▸ **REQUIRED TASK**: Reproduce all records exactly.

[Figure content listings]

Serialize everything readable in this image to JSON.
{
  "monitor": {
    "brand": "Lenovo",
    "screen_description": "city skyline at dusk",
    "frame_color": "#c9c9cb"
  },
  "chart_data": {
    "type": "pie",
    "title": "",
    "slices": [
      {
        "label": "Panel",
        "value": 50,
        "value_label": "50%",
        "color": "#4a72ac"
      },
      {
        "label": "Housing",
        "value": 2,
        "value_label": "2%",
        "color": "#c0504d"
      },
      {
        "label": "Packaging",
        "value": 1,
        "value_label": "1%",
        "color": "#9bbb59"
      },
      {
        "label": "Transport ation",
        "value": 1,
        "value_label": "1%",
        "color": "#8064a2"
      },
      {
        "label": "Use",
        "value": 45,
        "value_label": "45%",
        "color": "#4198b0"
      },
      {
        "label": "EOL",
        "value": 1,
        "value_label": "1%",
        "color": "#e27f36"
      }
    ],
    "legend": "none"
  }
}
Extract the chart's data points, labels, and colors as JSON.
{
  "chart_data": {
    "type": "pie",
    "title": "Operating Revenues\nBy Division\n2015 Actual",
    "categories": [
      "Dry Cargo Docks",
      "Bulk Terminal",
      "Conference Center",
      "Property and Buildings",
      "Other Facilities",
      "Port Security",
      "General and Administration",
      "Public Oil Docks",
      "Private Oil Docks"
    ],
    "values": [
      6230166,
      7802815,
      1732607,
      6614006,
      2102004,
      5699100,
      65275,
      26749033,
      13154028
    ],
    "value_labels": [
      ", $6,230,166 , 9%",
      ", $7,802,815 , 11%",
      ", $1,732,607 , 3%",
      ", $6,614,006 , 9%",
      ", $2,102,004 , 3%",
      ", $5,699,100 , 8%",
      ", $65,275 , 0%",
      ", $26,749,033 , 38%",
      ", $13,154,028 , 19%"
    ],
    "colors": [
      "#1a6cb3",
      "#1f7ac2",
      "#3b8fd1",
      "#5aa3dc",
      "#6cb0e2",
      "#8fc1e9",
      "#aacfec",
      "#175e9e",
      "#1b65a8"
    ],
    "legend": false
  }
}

▸ **TASK RESULT**:
Serialize everything readable in this image to JSON.
{
  "monitor": {
    "brand": "Lenovo",
    "screen_description": "city skyline at dusk",
    "frame_color": "#c9c9cb"
  },
  "chart_data": {
    "type": "pie",
    "title": "",
    "slices": [
      {
        "label": "Panel",
        "value": 50,
        "value_label": "50%",
        "color": "#4a72ac"
      },
      {
        "label": "Housing",
        "value": 2,
        "value_label": "2%",
        "color": "#c0504d"
      },
      {
        "label": "Packaging",
        "value": 1,
        "value_label": "1%",
        "color": "#9bbb59"
      },
      {
        "label": "Transport ation",
        "value": 1,
        "value_label": "1%",
        "color": "#8064a2"
      },
      {
        "label": "Use",
        "value": 45,
        "value_label": "45%",
        "color": "#4198b0"
      },
      {
        "label": "EOL",
        "value": 1,
        "value_label": "1%",
        "color": "#e27f36"
      }
    ],
    "legend": "none"
  }
}
Extract the chart's data points, labels, and colors as JSON.
{
  "chart_data": {
    "type": "pie",
    "title": "Operating Revenues\nBy Division\n2015 Actual",
    "categories": [
      "Dry Cargo Docks",
      "Bulk Terminal",
      "Conference Center",
      "Property and Buildings",
      "Other Facilities",
      "Port Security",
      "General and Administration",
      "Public Oil Docks",
      "Private Oil Docks"
    ],
    "values": [
      6230166,
      7802815,
      1732607,
      6614006,
      2102004,
      5699100,
      65275,
      26749033,
      13154028
    ],
    "value_labels": [
      ", $6,230,166 , 9%",
      ", $7,802,815 , 11%",
      ", $1,732,607 , 3%",
      ", $6,614,006 , 9%",
      ", $2,102,004 , 3%",
      ", $5,699,100 , 8%",
      ", $65,275 , 0%",
      ", $26,749,033 , 38%",
      ", $13,154,028 , 19%"
    ],
    "colors": [
      "#1a6cb3",
      "#1f7ac2",
      "#3b8fd1",
      "#5aa3dc",
      "#6cb0e2",
      "#8fc1e9",
      "#aacfec",
      "#175e9e",
      "#1b65a8"
    ],
    "legend": false
  }
}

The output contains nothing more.